**Instruction**.
Examine the material below. Gather every line in which the string "JSON" appears.
[START OF Available records]
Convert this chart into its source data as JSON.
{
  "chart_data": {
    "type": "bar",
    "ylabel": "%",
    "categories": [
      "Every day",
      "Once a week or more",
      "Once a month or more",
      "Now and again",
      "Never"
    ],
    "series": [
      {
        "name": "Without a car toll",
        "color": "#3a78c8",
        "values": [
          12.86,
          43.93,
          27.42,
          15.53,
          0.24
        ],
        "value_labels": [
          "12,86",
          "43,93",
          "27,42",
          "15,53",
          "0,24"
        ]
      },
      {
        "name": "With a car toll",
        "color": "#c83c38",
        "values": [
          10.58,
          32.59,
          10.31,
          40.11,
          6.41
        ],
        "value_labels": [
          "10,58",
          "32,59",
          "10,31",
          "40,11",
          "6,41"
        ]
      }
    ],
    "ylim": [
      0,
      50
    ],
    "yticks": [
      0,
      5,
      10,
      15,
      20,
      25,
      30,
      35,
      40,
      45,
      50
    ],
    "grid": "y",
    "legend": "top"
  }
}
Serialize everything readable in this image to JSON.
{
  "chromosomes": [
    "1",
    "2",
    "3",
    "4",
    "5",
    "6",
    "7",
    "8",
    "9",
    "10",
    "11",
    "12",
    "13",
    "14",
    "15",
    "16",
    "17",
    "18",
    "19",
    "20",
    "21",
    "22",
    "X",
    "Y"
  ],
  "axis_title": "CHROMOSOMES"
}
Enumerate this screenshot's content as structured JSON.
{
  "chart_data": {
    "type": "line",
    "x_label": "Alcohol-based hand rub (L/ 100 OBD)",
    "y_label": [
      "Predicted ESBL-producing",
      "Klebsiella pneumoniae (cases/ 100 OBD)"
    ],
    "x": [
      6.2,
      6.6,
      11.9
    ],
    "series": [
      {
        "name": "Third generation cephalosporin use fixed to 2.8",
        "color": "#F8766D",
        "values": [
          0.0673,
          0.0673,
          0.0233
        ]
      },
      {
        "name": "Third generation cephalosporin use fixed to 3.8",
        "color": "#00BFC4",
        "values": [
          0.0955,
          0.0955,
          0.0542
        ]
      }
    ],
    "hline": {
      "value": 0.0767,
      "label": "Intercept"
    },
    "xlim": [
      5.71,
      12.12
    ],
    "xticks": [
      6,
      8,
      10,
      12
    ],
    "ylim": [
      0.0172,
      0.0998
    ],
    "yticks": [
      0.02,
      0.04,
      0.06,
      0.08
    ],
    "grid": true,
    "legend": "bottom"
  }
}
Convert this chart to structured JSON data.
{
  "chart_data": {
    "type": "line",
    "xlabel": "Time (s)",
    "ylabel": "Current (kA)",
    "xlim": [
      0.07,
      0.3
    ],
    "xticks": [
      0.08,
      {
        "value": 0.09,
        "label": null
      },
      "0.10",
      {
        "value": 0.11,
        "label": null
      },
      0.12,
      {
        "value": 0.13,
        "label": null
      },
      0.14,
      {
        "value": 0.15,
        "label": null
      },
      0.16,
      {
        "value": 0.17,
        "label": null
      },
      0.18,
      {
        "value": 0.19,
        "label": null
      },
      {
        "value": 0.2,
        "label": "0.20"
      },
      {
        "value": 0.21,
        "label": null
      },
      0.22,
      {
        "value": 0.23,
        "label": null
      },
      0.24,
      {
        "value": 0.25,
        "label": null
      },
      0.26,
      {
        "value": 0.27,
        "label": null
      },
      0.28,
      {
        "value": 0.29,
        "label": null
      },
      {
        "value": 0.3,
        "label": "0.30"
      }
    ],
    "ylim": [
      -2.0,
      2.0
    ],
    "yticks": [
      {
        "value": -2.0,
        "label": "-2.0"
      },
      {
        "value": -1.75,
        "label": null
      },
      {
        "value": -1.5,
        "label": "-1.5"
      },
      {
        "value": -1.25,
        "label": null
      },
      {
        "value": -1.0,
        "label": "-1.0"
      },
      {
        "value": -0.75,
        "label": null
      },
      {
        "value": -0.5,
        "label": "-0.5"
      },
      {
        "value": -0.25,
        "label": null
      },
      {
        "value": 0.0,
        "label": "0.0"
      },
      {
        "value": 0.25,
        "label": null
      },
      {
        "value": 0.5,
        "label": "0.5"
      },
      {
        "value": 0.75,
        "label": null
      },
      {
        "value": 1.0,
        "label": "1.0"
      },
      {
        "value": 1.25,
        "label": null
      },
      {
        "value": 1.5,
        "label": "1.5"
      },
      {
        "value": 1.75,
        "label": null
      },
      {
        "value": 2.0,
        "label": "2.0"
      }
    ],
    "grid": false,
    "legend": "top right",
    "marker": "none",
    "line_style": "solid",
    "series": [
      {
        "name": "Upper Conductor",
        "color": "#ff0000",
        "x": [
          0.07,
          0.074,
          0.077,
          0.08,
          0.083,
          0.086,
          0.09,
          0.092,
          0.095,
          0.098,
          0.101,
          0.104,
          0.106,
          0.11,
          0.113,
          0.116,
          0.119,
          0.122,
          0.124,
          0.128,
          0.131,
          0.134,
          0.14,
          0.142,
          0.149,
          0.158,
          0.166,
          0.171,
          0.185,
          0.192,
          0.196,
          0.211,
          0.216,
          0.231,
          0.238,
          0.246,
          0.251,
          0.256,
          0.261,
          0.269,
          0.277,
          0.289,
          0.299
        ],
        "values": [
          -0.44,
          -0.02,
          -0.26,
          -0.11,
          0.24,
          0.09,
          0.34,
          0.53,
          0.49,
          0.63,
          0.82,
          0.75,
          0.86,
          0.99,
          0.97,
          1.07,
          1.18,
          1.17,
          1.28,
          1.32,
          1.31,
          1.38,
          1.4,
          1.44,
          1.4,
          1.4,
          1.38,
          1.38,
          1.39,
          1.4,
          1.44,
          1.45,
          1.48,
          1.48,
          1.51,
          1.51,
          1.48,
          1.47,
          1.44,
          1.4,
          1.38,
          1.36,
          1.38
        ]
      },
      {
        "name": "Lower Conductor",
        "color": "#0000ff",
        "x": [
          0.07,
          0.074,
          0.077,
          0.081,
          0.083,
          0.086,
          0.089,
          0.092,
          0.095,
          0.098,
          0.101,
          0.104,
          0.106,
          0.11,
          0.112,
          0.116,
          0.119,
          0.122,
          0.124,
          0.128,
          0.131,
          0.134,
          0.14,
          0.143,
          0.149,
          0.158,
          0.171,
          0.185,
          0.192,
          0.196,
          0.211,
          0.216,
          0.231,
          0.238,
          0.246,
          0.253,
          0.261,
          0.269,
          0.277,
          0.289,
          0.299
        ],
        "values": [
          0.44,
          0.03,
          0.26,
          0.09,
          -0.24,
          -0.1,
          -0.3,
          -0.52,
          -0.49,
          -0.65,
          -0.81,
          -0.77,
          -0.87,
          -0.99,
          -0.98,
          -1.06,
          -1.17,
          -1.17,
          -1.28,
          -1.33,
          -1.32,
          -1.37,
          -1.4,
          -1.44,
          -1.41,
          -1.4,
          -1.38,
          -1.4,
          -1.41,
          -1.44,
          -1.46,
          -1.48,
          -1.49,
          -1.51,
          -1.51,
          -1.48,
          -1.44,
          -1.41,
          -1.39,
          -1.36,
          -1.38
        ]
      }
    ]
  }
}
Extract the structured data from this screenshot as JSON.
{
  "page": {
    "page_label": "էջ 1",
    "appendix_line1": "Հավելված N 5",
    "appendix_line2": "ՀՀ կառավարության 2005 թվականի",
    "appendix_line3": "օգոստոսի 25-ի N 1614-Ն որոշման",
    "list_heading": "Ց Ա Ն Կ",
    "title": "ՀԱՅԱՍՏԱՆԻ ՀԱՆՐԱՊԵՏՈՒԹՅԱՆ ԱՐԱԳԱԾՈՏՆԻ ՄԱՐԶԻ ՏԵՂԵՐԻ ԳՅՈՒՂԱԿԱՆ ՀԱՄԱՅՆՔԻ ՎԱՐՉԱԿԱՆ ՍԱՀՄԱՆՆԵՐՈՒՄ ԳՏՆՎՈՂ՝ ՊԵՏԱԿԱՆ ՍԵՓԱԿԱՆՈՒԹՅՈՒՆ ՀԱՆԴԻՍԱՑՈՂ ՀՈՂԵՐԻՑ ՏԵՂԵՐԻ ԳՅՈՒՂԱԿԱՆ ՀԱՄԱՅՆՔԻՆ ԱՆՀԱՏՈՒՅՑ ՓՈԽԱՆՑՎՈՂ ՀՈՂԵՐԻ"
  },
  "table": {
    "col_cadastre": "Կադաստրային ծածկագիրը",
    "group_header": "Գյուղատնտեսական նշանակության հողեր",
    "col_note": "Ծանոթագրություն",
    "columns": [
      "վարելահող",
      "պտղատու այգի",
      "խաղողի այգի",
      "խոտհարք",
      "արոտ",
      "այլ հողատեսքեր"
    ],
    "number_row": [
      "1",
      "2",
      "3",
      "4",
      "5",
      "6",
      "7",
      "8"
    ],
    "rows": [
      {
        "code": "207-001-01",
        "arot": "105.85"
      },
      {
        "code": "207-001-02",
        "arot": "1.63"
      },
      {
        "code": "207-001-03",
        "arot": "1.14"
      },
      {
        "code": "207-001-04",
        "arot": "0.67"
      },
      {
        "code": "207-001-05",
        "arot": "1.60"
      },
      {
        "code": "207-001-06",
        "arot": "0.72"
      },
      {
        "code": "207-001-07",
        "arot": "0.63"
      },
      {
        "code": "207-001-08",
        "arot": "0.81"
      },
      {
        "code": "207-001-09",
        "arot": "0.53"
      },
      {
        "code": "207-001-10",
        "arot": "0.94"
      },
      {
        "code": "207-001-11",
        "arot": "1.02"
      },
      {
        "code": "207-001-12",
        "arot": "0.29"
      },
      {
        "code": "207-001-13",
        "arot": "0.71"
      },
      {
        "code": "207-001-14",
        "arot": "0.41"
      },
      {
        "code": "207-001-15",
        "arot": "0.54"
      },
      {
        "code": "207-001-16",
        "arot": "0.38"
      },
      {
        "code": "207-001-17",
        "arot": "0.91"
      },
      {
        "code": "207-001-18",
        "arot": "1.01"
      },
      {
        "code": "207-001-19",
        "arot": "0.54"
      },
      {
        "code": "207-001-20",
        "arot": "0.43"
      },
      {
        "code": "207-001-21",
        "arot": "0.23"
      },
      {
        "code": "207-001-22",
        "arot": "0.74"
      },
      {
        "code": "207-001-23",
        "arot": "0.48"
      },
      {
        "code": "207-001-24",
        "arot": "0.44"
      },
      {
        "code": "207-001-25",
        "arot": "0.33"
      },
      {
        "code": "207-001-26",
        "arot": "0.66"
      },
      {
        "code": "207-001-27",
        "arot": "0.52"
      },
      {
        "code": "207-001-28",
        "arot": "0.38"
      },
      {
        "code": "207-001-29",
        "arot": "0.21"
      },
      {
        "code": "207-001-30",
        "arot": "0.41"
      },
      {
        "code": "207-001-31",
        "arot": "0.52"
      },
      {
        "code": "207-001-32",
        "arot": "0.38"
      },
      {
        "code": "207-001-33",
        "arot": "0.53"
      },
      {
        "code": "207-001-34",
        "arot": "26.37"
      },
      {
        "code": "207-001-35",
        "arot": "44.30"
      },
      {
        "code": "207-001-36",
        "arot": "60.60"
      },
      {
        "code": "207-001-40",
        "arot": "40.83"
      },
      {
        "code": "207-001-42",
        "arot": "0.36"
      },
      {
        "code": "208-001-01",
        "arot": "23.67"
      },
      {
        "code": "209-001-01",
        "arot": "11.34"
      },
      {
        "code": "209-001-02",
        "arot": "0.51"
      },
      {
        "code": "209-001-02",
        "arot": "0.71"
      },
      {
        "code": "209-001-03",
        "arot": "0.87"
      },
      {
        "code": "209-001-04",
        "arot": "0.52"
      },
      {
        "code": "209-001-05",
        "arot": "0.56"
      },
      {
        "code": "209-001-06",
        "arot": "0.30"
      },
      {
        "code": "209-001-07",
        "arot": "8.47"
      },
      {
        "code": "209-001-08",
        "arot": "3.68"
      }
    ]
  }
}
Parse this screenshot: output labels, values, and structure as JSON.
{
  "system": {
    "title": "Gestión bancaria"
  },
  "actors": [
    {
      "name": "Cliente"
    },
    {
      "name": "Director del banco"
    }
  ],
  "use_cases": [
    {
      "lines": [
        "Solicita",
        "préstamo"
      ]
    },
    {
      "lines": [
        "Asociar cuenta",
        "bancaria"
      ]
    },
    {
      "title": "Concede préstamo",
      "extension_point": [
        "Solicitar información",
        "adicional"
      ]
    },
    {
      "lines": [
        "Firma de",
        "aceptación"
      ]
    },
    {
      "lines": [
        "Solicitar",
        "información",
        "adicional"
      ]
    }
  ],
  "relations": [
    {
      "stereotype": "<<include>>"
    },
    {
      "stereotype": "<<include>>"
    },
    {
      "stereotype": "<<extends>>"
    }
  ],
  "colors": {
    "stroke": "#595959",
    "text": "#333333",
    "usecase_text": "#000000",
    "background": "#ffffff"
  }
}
[END OF Available records]
**Output below**.
Convert this chart into its source data as JSON.
Serialize everything readable in this image to JSON.
Enumerate this screenshot's content as structured JSON.
Convert this chart to structured JSON data.
Extract the structured data from this screenshot as JSON.
Parse this screenshot: output labels, values, and structure as JSON.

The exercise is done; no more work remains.